Retype the full set of records. Keep every character identical.
## BEGIN
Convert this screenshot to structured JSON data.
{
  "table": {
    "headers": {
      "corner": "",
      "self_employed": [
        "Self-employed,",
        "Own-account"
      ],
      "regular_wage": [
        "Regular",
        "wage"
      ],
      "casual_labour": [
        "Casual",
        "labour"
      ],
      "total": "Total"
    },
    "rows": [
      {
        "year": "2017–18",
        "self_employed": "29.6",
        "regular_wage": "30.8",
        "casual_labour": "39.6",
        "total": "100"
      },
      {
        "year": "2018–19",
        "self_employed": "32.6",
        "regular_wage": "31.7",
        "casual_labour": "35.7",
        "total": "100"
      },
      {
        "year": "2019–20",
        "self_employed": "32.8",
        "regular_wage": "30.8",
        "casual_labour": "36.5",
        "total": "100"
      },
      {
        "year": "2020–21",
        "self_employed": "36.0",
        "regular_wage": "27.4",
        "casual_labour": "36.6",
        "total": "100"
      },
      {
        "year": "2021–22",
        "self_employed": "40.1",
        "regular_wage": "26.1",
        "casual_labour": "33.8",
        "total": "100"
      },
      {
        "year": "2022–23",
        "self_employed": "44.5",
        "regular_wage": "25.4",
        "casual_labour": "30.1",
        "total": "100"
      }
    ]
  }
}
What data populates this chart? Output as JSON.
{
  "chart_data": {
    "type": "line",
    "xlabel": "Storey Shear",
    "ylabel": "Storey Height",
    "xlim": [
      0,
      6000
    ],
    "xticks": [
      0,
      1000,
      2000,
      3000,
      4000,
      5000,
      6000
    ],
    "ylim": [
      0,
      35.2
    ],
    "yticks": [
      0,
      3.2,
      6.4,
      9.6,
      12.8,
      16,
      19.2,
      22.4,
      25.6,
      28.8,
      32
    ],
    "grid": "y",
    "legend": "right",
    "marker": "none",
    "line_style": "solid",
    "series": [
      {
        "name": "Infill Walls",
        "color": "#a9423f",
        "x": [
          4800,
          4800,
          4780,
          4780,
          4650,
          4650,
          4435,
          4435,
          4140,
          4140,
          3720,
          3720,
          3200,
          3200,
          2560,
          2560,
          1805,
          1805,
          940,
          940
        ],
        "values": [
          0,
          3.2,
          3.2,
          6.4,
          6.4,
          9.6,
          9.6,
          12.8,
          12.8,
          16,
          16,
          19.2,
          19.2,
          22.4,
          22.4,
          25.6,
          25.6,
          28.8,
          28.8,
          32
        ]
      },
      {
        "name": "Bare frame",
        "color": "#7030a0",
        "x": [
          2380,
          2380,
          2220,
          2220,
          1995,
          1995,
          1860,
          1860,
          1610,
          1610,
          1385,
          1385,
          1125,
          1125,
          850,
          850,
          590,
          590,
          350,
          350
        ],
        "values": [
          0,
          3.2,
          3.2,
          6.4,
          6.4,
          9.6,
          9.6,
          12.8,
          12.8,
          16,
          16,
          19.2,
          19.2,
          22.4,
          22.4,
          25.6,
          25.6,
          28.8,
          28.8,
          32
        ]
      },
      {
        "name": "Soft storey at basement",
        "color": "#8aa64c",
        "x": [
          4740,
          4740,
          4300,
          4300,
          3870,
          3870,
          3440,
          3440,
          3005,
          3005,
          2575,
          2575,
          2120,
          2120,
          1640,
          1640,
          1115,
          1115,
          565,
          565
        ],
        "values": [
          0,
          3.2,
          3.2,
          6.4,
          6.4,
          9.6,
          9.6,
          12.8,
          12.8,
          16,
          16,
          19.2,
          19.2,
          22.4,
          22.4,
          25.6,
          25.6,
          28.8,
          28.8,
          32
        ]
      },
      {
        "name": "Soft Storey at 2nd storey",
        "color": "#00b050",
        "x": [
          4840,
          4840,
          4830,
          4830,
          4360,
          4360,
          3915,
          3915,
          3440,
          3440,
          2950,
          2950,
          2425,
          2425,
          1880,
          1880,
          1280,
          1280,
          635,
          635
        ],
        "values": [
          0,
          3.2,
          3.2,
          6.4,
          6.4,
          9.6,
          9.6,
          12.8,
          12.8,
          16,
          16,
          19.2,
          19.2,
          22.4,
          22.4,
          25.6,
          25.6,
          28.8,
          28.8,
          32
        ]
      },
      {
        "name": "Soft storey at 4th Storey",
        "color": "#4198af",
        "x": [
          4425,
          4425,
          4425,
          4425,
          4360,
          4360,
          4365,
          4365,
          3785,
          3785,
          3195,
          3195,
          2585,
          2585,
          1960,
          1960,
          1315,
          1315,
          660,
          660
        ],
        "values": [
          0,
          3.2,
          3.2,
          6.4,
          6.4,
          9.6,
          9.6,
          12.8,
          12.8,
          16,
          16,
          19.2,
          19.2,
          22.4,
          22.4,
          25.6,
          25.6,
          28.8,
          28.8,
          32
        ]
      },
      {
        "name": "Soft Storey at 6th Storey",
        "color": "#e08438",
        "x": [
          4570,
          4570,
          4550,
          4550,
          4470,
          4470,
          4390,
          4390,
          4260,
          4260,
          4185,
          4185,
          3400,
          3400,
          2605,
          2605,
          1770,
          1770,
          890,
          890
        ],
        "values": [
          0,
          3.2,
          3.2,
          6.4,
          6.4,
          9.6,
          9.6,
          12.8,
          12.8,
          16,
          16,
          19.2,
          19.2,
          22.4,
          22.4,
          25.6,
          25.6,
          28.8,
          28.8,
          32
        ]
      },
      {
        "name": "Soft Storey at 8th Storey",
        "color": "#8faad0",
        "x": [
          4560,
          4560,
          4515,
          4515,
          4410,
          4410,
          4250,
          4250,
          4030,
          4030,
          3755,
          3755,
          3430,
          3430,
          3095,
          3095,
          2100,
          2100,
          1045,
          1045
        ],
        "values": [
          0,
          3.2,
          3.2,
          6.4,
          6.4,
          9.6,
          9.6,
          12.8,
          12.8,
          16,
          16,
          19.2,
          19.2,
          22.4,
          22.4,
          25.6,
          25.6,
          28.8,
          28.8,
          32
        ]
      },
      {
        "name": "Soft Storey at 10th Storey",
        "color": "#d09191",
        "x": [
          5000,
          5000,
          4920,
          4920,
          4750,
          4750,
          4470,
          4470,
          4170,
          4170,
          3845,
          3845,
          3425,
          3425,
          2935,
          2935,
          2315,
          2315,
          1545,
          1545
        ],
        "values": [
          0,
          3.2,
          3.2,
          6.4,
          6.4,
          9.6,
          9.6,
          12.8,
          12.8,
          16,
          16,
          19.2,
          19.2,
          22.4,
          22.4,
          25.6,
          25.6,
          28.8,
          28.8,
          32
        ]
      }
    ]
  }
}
## END
-- Output --
Convert this screenshot to structured JSON data.
{
  "table": {
    "headers": {
      "corner": "",
      "self_employed": [
        "Self-employed,",
        "Own-account"
      ],
      "regular_wage": [
        "Regular",
        "wage"
      ],
      "casual_labour": [
        "Casual",
        "labour"
      ],
      "total": "Total"
    },
    "rows": [
      {
        "year": "2017–18",
        "self_employed": "29.6",
        "regular_wage": "30.8",
        "casual_labour": "39.6",
        "total": "100"
      },
      {
        "year": "2018–19",
        "self_employed": "32.6",
        "regular_wage": "31.7",
        "casual_labour": "35.7",
        "total": "100"
      },
      {
        "year": "2019–20",
        "self_employed": "32.8",
        "regular_wage": "30.8",
        "casual_labour": "36.5",
        "total": "100"
      },
      {
        "year": "2020–21",
        "self_employed": "36.0",
        "regular_wage": "27.4",
        "casual_labour": "36.6",
        "total": "100"
      },
      {
        "year": "2021–22",
        "self_employed": "40.1",
        "regular_wage": "26.1",
        "casual_labour": "33.8",
        "total": "100"
      },
      {
        "year": "2022–23",
        "self_employed": "44.5",
        "regular_wage": "25.4",
        "casual_labour": "30.1",
        "total": "100"
      }
    ]
  }
}
What data populates this chart? Output as JSON.
{
  "chart_data": {
    "type": "line",
    "xlabel": "Storey Shear",
    "ylabel": "Storey Height",
    "xlim": [
      0,
      6000
    ],
    "xticks": [
      0,
      1000,
      2000,
      3000,
      4000,
      5000,
      6000
    ],
    "ylim": [
      0,
      35.2
    ],
    "yticks": [
      0,
      3.2,
      6.4,
      9.6,
      12.8,
      16,
      19.2,
      22.4,
      25.6,
      28.8,
      32
    ],
    "grid": "y",
    "legend": "right",
    "marker": "none",
    "line_style": "solid",
    "series": [
      {
        "name": "Infill Walls",
        "color": "#a9423f",
        "x": [
          4800,
          4800,
          4780,
          4780,
          4650,
          4650,
          4435,
          4435,
          4140,
          4140,
          3720,
          3720,
          3200,
          3200,
          2560,
          2560,
          1805,
          1805,
          940,
          940
        ],
        "values": [
          0,
          3.2,
          3.2,
          6.4,
          6.4,
          9.6,
          9.6,
          12.8,
          12.8,
          16,
          16,
          19.2,
          19.2,
          22.4,
          22.4,
          25.6,
          25.6,
          28.8,
          28.8,
          32
        ]
      },
      {
        "name": "Bare frame",
        "color": "#7030a0",
        "x": [
          2380,
          2380,
          2220,
          2220,
          1995,
          1995,
          1860,
          1860,
          1610,
          1610,
          1385,
          1385,
          1125,
          1125,
          850,
          850,
          590,
          590,
          350,
          350
        ],
        "values": [
          0,
          3.2,
          3.2,
          6.4,
          6.4,
          9.6,
          9.6,
          12.8,
          12.8,
          16,
          16,
          19.2,
          19.2,
          22.4,
          22.4,
          25.6,
          25.6,
          28.8,
          28.8,
          32
        ]
      },
      {
        "name": "Soft storey at basement",
        "color": "#8aa64c",
        "x": [
          4740,
          4740,
          4300,
          4300,
          3870,
          3870,
          3440,
          3440,
          3005,
          3005,
          2575,
          2575,
          2120,
          2120,
          1640,
          1640,
          1115,
          1115,
          565,
          565
        ],
        "values": [
          0,
          3.2,
          3.2,
          6.4,
          6.4,
          9.6,
          9.6,
          12.8,
          12.8,
          16,
          16,
          19.2,
          19.2,
          22.4,
          22.4,
          25.6,
          25.6,
          28.8,
          28.8,
          32
        ]
      },
      {
        "name": "Soft Storey at 2nd storey",
        "color": "#00b050",
        "x": [
          4840,
          4840,
          4830,
          4830,
          4360,
          4360,
          3915,
          3915,
          3440,
          3440,
          2950,
          2950,
          2425,
          2425,
          1880,
          1880,
          1280,
          1280,
          635,
          635
        ],
        "values": [
          0,
          3.2,
          3.2,
          6.4,
          6.4,
          9.6,
          9.6,
          12.8,
          12.8,
          16,
          16,
          19.2,
          19.2,
          22.4,
          22.4,
          25.6,
          25.6,
          28.8,
          28.8,
          32
        ]
      },
      {
        "name": "Soft storey at 4th Storey",
        "color": "#4198af",
        "x": [
          4425,
          4425,
          4425,
          4425,
          4360,
          4360,
          4365,
          4365,
          3785,
          3785,
          3195,
          3195,
          2585,
          2585,
          1960,
          1960,
          1315,
          1315,
          660,
          660
        ],
        "values": [
          0,
          3.2,
          3.2,
          6.4,
          6.4,
          9.6,
          9.6,
          12.8,
          12.8,
          16,
          16,
          19.2,
          19.2,
          22.4,
          22.4,
          25.6,
          25.6,
          28.8,
          28.8,
          32
        ]
      },
      {
        "name": "Soft Storey at 6th Storey",
        "color": "#e08438",
        "x": [
          4570,
          4570,
          4550,
          4550,
          4470,
          4470,
          4390,
          4390,
          4260,
          4260,
          4185,
          4185,
          3400,
          3400,
          2605,
          2605,
          1770,
          1770,
          890,
          890
        ],
        "values": [
          0,
          3.2,
          3.2,
          6.4,
          6.4,
          9.6,
          9.6,
          12.8,
          12.8,
          16,
          16,
          19.2,
          19.2,
          22.4,
          22.4,
          25.6,
          25.6,
          28.8,
          28.8,
          32
        ]
      },
      {
        "name": "Soft Storey at 8th Storey",
        "color": "#8faad0",
        "x": [
          4560,
          4560,
          4515,
          4515,
          4410,
          4410,
          4250,
          4250,
          4030,
          4030,
          3755,
          3755,
          3430,
          3430,
          3095,
          3095,
          2100,
          2100,
          1045,
          1045
        ],
        "values": [
          0,
          3.2,
          3.2,
          6.4,
          6.4,
          9.6,
          9.6,
          12.8,
          12.8,
          16,
          16,
          19.2,
          19.2,
          22.4,
          22.4,
          25.6,
          25.6,
          28.8,
          28.8,
          32
        ]
      },
      {
        "name": "Soft Storey at 10th Storey",
        "color": "#d09191",
        "x": [
          5000,
          5000,
          4920,
          4920,
          4750,
          4750,
          4470,
          4470,
          4170,
          4170,
          3845,
          3845,
          3425,
          3425,
          2935,
          2935,
          2315,
          2315,
          1545,
          1545
        ],
        "values": [
          0,
          3.2,
          3.2,
          6.4,
          6.4,
          9.6,
          9.6,
          12.8,
          12.8,
          16,
          16,
          19.2,
          19.2,
          22.4,
          22.4,
          25.6,
          25.6,
          28.8,
          28.8,
          32
        ]
      }
    ]
  }
}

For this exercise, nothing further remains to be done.